• [Task statement]:
Write out every listing below line for line without changing anything, and leave the pictures out.

(Image-based layout listing)
● ● ●
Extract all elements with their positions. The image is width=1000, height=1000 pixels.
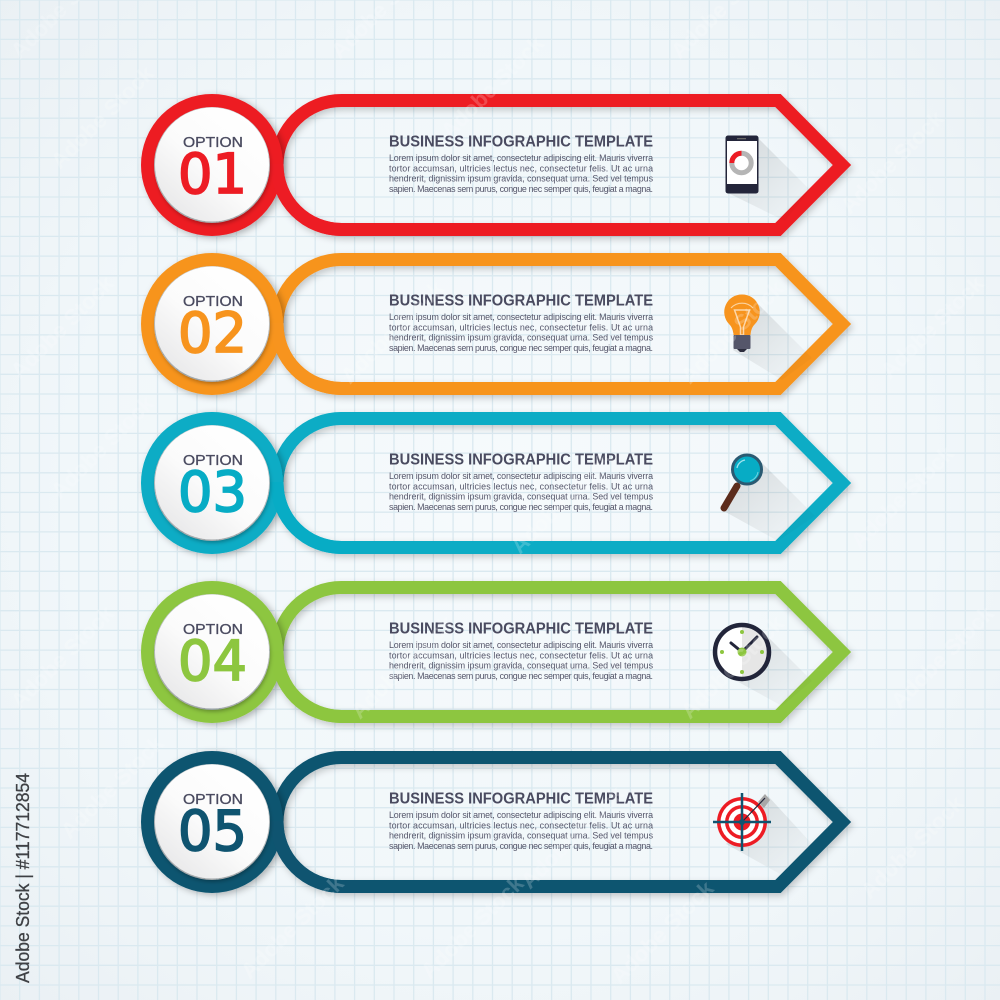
number 05: 05 xyxy=(178,799,247,863)
watermark text: Adobe Stock xyxy=(886,600,999,714)
disc 05 xyxy=(155,764,269,878)
option label 01: OPTION xyxy=(183,134,243,151)
watermark text: Adobe Stock xyxy=(606,875,719,989)
watermark text: Adobe Stock xyxy=(846,440,959,554)
option 04 row xyxy=(148,588,842,716)
watermark text: Adobe Stock xyxy=(516,780,629,894)
body text 01: Lorem ipsum dolor sit amet, consectetur adipiscing elit. Mauris viverra xyxy=(389,153,653,163)
option label 05: OPTION xyxy=(183,791,243,808)
watermark text: Adobe Stock xyxy=(876,270,989,384)
option label 03: OPTION xyxy=(183,452,243,469)
body text 05: tortor accumsan, ultricies lectus nec, consectetur felis. Ut ac urna xyxy=(389,820,653,830)
body text 02: hendrerit, dignissim ipsum gravida, consequat urna. Sed vel tempus xyxy=(389,333,654,343)
option 05 row xyxy=(148,758,842,886)
body text 05: sapien. Maecenas sem purus, congue nec semper quis, feugiat a magna. xyxy=(389,841,653,851)
body text 04: sapien. Maecenas sem purus, congue nec semper quis, feugiat a magna. xyxy=(389,671,653,681)
watermark text: Adobe Stock xyxy=(56,730,169,844)
body text 04: tortor accumsan, ultricies lectus nec, consectetur felis. Ut ac urna xyxy=(389,650,653,660)
ring 04 xyxy=(148,588,276,716)
ring 05 xyxy=(148,758,276,886)
watermark text: Adobe Stock xyxy=(676,610,789,724)
watermark text: Adobe Stock xyxy=(336,275,449,389)
number 03: 03 xyxy=(178,460,247,524)
body text 01 xyxy=(389,153,654,194)
ring 01 xyxy=(148,100,276,230)
disc 02 xyxy=(155,266,269,380)
option 02 row xyxy=(148,260,842,388)
body text 02: Lorem ipsum dolor sit amet, consectetur adipiscing elit. Mauris viverra xyxy=(389,312,653,322)
watermark text: Adobe Stock xyxy=(506,445,619,559)
body text 02: sapien. Maecenas sem purus, congue nec semper quis, feugiat a magna. xyxy=(389,343,653,353)
heading 01: BUSINESS INFOGRAPHIC TEMPLATE xyxy=(389,134,653,150)
arrow overlap 05 xyxy=(276,821,341,893)
arrow outline 01 xyxy=(277,100,842,230)
arrow outline 03 xyxy=(277,418,842,548)
body text 01: hendrerit, dignissim ipsum gravida, consequat urna. Sed vel tempus xyxy=(389,174,654,184)
body text 02: tortor accumsan, ultricies lectus nec, consectetur felis. Ut ac urna xyxy=(389,322,653,332)
watermark text: Adobe Stock xyxy=(856,790,969,904)
body text 04: hendrerit, dignissim ipsum gravida, consequat urna. Sed vel tempus xyxy=(389,661,654,671)
arrow outline 05 xyxy=(277,758,842,886)
body text 03: hendrerit, dignissim ipsum gravida, consequat urna. Sed vel tempus xyxy=(389,492,654,502)
body text 04 xyxy=(389,640,654,681)
heading 02: BUSINESS INFOGRAPHIC TEMPLATE xyxy=(389,292,653,310)
heading 05: BUSINESS INFOGRAPHIC TEMPLATE xyxy=(389,790,653,808)
disc 03 xyxy=(155,426,269,540)
watermark text: Adobe Stock xyxy=(6,600,119,714)
number 02: 02 xyxy=(178,301,247,365)
option 03 row xyxy=(148,418,842,548)
body text 04: Lorem ipsum dolor sit amet, consectetur adipiscing elit. Mauris viverra xyxy=(389,640,653,650)
arrow outline 02 xyxy=(277,260,842,388)
number 04: 04 xyxy=(178,629,247,693)
arrow overlap 01 xyxy=(276,164,341,236)
option label 02: OPTION xyxy=(183,293,243,310)
option 01 row xyxy=(148,100,842,230)
watermark text: Adobe Stock xyxy=(416,870,529,984)
icon: target xyxy=(713,793,812,874)
body text 01: sapien. Maecenas sem purus, congue nec semper quis, feugiat a magna. xyxy=(389,184,653,194)
body text 03 xyxy=(389,471,654,512)
watermark text: Adobe Stock xyxy=(46,390,159,504)
arrow outline 04 xyxy=(277,588,842,716)
ring 03 xyxy=(148,418,276,548)
watermark text: Adobe Stock xyxy=(676,275,789,389)
body text 03: tortor accumsan, ultricies lectus nec, consectetur felis. Ut ac urna xyxy=(389,481,653,491)
arrow overlap 02 xyxy=(276,323,341,395)
stock id side label: Adobe Stock | #117712854 xyxy=(13,773,33,983)
disc 04 xyxy=(155,594,269,708)
body text 03: Lorem ipsum dolor sit amet, consectetur adipiscing elit. Mauris viverra xyxy=(389,471,653,481)
heading 03: BUSINESS INFOGRAPHIC TEMPLATE xyxy=(389,452,653,468)
body text 03: sapien. Maecenas sem purus, congue nec semper quis, feugiat a magna. xyxy=(389,502,653,512)
disc 01 xyxy=(155,108,269,222)
watermark text: Adobe Stock xyxy=(346,610,459,724)
arrow overlap 03 xyxy=(276,482,341,554)
body text 05: hendrerit, dignissim ipsum gravida, consequat urna. Sed vel tempus xyxy=(389,831,654,841)
icon: magnifying glass xyxy=(722,455,815,541)
body text 05 xyxy=(389,810,654,851)
watermark text: Adobe Stock xyxy=(236,870,349,984)
watermark text: Adobe Stock xyxy=(6,270,119,384)
body text 02 xyxy=(389,312,654,353)
watermark text: Adobe Stock xyxy=(436,30,549,144)
icon: clock xyxy=(715,625,812,706)
arrow overlap 04 xyxy=(276,651,341,723)
watermark text: Adobe Stock xyxy=(46,60,159,174)
number 01: 01 xyxy=(178,142,247,206)
watermark text: Adobe Stock xyxy=(836,105,949,219)
heading 04: BUSINESS INFOGRAPHIC TEMPLATE xyxy=(389,620,653,638)
ring 02 xyxy=(148,260,276,388)
option label 04: OPTION xyxy=(183,621,243,638)
body text 05: Lorem ipsum dolor sit amet, consectetur adipiscing elit. Mauris viverra xyxy=(389,810,653,820)
icon: smartphone xyxy=(726,136,810,221)
icon: light bulb xyxy=(724,294,812,380)
body text 01: tortor accumsan, ultricies lectus nec, consectetur felis. Ut ac urna xyxy=(389,163,653,173)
● ● ●
• [Response]:
Extract all elements with their positions. The image is width=1000, height=1000 pixels.
number 05: 05 xyxy=(178,799,247,863)
watermark text: Adobe Stock xyxy=(886,600,999,714)
disc 05 xyxy=(155,764,269,878)
option label 01: OPTION xyxy=(183,134,243,151)
watermark text: Adobe Stock xyxy=(606,875,719,989)
watermark text: Adobe Stock xyxy=(846,440,959,554)
option 04 row xyxy=(148,588,842,716)
watermark text: Adobe Stock xyxy=(516,780,629,894)
body text 01: Lorem ipsum dolor sit amet, consectetur adipiscing elit. Mauris viverra xyxy=(389,153,653,163)
option label 05: OPTION xyxy=(183,791,243,808)
watermark text: Adobe Stock xyxy=(876,270,989,384)
option label 03: OPTION xyxy=(183,452,243,469)
body text 05: tortor accumsan, ultricies lectus nec, consectetur felis. Ut ac urna xyxy=(389,820,653,830)
body text 02: hendrerit, dignissim ipsum gravida, consequat urna. Sed vel tempus xyxy=(389,333,654,343)
option 05 row xyxy=(148,758,842,886)
body text 05: sapien. Maecenas sem purus, congue nec semper quis, feugiat a magna. xyxy=(389,841,653,851)
body text 04: sapien. Maecenas sem purus, congue nec semper quis, feugiat a magna. xyxy=(389,671,653,681)
watermark text: Adobe Stock xyxy=(56,730,169,844)
body text 04: tortor accumsan, ultricies lectus nec, consectetur felis. Ut ac urna xyxy=(389,650,653,660)
ring 04 xyxy=(148,588,276,716)
ring 05 xyxy=(148,758,276,886)
watermark text: Adobe Stock xyxy=(676,610,789,724)
watermark text: Adobe Stock xyxy=(336,275,449,389)
number 03: 03 xyxy=(178,460,247,524)
body text 01 xyxy=(389,153,654,194)
ring 01 xyxy=(148,100,276,230)
disc 02 xyxy=(155,266,269,380)
option 02 row xyxy=(148,260,842,388)
body text 02: Lorem ipsum dolor sit amet, consectetur adipiscing elit. Mauris viverra xyxy=(389,312,653,322)
watermark text: Adobe Stock xyxy=(506,445,619,559)
body text 02: sapien. Maecenas sem purus, congue nec semper quis, feugiat a magna. xyxy=(389,343,653,353)
heading 01: BUSINESS INFOGRAPHIC TEMPLATE xyxy=(389,134,653,150)
arrow overlap 05 xyxy=(276,821,341,893)
arrow outline 01 xyxy=(277,100,842,230)
arrow outline 03 xyxy=(277,418,842,548)
body text 01: hendrerit, dignissim ipsum gravida, consequat urna. Sed vel tempus xyxy=(389,174,654,184)
body text 02: tortor accumsan, ultricies lectus nec, consectetur felis. Ut ac urna xyxy=(389,322,653,332)
watermark text: Adobe Stock xyxy=(856,790,969,904)
body text 04: hendrerit, dignissim ipsum gravida, consequat urna. Sed vel tempus xyxy=(389,661,654,671)
arrow outline 05 xyxy=(277,758,842,886)
body text 03: hendrerit, dignissim ipsum gravida, consequat urna. Sed vel tempus xyxy=(389,492,654,502)
body text 04 xyxy=(389,640,654,681)
heading 02: BUSINESS INFOGRAPHIC TEMPLATE xyxy=(389,292,653,310)
heading 05: BUSINESS INFOGRAPHIC TEMPLATE xyxy=(389,790,653,808)
disc 03 xyxy=(155,426,269,540)
watermark text: Adobe Stock xyxy=(6,600,119,714)
number 02: 02 xyxy=(178,301,247,365)
option 03 row xyxy=(148,418,842,548)
body text 04: Lorem ipsum dolor sit amet, consectetur adipiscing elit. Mauris viverra xyxy=(389,640,653,650)
arrow outline 02 xyxy=(277,260,842,388)
number 04: 04 xyxy=(178,629,247,693)
arrow overlap 01 xyxy=(276,164,341,236)
option label 02: OPTION xyxy=(183,293,243,310)
option 01 row xyxy=(148,100,842,230)
watermark text: Adobe Stock xyxy=(416,870,529,984)
icon: target xyxy=(713,793,812,874)
body text 01: sapien. Maecenas sem purus, congue nec semper quis, feugiat a magna. xyxy=(389,184,653,194)
body text 03 xyxy=(389,471,654,512)
watermark text: Adobe Stock xyxy=(46,390,159,504)
arrow outline 04 xyxy=(277,588,842,716)
ring 03 xyxy=(148,418,276,548)
watermark text: Adobe Stock xyxy=(676,275,789,389)
body text 03: tortor accumsan, ultricies lectus nec, consectetur felis. Ut ac urna xyxy=(389,481,653,491)
arrow overlap 02 xyxy=(276,323,341,395)
stock id side label: Adobe Stock | #117712854 xyxy=(13,773,33,983)
disc 04 xyxy=(155,594,269,708)
body text 03: Lorem ipsum dolor sit amet, consectetur adipiscing elit. Mauris viverra xyxy=(389,471,653,481)
heading 03: BUSINESS INFOGRAPHIC TEMPLATE xyxy=(389,452,653,468)
body text 03: sapien. Maecenas sem purus, congue nec semper quis, feugiat a magna. xyxy=(389,502,653,512)
disc 01 xyxy=(155,108,269,222)
watermark text: Adobe Stock xyxy=(346,610,459,724)
arrow overlap 03 xyxy=(276,482,341,554)
body text 05: hendrerit, dignissim ipsum gravida, consequat urna. Sed vel tempus xyxy=(389,831,654,841)
icon: magnifying glass xyxy=(722,455,815,541)
body text 05 xyxy=(389,810,654,851)
watermark text: Adobe Stock xyxy=(236,870,349,984)
watermark text: Adobe Stock xyxy=(6,270,119,384)
body text 02 xyxy=(389,312,654,353)
watermark text: Adobe Stock xyxy=(436,30,549,144)
icon: clock xyxy=(715,625,812,706)
arrow overlap 04 xyxy=(276,651,341,723)
watermark text: Adobe Stock xyxy=(46,60,159,174)
number 01: 01 xyxy=(178,142,247,206)
watermark text: Adobe Stock xyxy=(836,105,949,219)
heading 04: BUSINESS INFOGRAPHIC TEMPLATE xyxy=(389,620,653,638)
ring 02 xyxy=(148,260,276,388)
option label 04: OPTION xyxy=(183,621,243,638)
body text 05: Lorem ipsum dolor sit amet, consectetur adipiscing elit. Mauris viverra xyxy=(389,810,653,820)
icon: smartphone xyxy=(726,136,810,221)
icon: light bulb xyxy=(724,294,812,380)
body text 01: tortor accumsan, ultricies lectus nec, consectetur felis. Ut ac urna xyxy=(389,163,653,173)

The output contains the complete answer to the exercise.